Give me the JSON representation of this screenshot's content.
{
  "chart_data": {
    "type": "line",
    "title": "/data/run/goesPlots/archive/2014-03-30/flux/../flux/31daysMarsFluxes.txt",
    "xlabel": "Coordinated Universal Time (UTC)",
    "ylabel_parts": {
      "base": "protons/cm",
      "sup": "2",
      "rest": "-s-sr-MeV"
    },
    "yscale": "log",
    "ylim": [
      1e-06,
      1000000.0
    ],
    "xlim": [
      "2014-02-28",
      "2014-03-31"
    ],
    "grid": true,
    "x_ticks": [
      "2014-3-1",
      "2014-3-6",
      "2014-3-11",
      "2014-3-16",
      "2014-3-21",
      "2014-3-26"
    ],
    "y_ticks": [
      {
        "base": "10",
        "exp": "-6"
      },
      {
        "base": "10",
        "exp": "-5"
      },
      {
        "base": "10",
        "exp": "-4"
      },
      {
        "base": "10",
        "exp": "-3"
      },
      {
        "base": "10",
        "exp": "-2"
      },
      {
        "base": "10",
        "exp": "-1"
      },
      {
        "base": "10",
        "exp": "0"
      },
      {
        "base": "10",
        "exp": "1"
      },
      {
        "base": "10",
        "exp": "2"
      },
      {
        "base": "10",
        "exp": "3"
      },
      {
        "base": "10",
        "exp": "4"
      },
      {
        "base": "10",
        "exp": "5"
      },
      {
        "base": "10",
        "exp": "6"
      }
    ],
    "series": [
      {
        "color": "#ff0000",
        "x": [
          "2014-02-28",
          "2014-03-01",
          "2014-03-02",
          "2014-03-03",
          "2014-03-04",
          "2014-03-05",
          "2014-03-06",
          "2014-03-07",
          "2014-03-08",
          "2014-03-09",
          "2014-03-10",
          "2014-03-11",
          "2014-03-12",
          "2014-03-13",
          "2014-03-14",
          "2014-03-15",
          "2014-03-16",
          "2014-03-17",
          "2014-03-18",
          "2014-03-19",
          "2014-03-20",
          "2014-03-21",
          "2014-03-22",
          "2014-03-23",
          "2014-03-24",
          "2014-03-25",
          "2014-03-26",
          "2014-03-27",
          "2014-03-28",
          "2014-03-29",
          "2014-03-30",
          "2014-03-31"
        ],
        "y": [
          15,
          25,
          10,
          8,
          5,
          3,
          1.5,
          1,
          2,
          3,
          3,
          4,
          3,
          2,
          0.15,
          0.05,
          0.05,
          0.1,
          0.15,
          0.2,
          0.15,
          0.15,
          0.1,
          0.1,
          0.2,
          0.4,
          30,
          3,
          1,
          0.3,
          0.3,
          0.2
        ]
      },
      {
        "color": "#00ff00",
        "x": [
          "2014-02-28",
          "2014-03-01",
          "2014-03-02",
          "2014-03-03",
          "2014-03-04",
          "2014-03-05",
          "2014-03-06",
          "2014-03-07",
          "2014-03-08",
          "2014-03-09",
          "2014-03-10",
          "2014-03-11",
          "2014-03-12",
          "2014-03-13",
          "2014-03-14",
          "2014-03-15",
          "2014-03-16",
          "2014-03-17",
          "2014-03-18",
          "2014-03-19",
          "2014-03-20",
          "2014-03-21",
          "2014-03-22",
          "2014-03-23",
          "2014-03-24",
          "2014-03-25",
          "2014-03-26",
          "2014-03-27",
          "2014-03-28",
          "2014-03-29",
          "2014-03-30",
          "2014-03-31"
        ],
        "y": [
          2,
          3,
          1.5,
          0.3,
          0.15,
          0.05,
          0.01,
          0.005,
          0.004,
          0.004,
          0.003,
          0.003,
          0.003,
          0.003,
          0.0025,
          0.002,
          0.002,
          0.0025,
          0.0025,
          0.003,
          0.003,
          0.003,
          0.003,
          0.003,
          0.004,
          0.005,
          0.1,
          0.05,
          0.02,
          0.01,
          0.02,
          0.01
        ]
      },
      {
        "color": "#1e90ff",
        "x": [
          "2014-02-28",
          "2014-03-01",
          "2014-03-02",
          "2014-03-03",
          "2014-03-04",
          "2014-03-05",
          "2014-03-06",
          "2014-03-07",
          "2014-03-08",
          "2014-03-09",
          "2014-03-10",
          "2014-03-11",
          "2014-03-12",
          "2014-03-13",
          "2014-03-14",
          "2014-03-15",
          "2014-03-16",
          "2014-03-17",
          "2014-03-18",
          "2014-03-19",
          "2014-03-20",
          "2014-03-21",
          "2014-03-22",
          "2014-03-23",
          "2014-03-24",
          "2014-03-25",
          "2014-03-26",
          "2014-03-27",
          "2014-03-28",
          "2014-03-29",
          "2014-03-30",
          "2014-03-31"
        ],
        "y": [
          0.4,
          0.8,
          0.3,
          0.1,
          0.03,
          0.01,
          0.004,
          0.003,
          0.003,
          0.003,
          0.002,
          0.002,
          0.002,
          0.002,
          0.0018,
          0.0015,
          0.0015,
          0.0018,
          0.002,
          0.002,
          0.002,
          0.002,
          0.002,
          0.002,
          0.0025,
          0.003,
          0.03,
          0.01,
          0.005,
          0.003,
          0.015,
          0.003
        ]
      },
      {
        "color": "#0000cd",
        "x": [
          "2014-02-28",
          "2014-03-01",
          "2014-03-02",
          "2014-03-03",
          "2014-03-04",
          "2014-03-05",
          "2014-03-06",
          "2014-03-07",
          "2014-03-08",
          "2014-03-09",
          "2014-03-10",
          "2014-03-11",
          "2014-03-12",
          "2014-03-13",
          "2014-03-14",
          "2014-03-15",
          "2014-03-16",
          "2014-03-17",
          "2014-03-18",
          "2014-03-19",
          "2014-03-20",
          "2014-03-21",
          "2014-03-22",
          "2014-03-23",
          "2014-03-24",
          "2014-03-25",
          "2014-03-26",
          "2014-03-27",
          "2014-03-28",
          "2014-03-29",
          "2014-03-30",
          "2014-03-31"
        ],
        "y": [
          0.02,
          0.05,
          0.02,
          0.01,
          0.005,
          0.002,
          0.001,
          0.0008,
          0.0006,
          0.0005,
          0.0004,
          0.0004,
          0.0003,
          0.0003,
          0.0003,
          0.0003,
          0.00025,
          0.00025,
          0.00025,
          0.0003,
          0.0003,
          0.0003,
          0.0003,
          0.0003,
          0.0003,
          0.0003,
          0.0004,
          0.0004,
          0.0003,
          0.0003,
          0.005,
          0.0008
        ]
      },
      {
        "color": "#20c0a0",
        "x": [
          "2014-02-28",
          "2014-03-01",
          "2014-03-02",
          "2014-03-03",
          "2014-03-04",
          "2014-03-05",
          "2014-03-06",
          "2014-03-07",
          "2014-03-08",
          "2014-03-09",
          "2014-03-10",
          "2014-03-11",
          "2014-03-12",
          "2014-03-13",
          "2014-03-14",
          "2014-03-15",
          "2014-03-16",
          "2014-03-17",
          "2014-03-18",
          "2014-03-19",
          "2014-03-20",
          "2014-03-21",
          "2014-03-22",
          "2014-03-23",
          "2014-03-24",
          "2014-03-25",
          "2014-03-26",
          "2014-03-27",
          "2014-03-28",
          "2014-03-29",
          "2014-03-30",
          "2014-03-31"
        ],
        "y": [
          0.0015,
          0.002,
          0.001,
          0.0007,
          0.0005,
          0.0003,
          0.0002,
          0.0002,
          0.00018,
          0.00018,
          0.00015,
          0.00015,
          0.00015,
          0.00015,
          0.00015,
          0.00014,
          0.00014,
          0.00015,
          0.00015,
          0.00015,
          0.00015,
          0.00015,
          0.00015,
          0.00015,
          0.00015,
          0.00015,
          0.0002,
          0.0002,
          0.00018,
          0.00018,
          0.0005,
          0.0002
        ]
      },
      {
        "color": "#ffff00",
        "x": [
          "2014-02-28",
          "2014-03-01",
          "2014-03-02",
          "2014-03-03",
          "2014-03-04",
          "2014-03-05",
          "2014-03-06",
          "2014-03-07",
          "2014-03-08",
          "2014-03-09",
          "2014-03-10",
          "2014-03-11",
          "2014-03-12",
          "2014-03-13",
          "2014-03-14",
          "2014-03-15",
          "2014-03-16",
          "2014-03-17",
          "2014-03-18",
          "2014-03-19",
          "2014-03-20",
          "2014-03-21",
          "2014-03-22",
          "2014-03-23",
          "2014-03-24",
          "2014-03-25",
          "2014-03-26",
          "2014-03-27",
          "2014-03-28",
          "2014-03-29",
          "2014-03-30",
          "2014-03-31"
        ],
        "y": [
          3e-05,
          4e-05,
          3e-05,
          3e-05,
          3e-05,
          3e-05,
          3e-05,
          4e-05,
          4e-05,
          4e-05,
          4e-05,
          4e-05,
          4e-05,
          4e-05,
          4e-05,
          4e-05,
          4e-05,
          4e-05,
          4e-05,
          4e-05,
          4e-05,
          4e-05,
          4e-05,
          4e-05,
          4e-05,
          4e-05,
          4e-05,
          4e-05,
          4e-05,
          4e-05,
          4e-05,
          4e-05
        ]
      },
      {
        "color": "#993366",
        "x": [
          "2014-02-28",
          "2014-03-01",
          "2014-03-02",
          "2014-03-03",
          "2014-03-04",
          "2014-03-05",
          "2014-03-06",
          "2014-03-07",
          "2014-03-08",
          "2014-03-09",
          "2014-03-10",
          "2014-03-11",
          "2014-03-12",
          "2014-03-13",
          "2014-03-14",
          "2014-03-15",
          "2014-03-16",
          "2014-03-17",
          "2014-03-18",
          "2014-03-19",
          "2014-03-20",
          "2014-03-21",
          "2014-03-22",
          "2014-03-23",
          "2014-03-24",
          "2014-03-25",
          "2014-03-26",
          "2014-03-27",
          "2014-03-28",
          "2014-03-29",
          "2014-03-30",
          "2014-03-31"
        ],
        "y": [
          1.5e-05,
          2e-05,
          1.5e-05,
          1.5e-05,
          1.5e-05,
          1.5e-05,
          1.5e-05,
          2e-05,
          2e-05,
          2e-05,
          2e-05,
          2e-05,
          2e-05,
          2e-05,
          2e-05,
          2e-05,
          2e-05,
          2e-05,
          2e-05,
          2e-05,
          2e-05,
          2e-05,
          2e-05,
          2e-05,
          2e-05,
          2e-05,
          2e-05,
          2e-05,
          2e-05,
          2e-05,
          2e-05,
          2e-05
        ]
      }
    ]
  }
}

········

Exercise details: Copy each line above that contains the string "color".

The reply:
        "color": "#ff0000",
        "color": "#00ff00",
        "color": "#1e90ff",
        "color": "#0000cd",
        "color": "#20c0a0",
        "color": "#ffff00",
        "color": "#993366",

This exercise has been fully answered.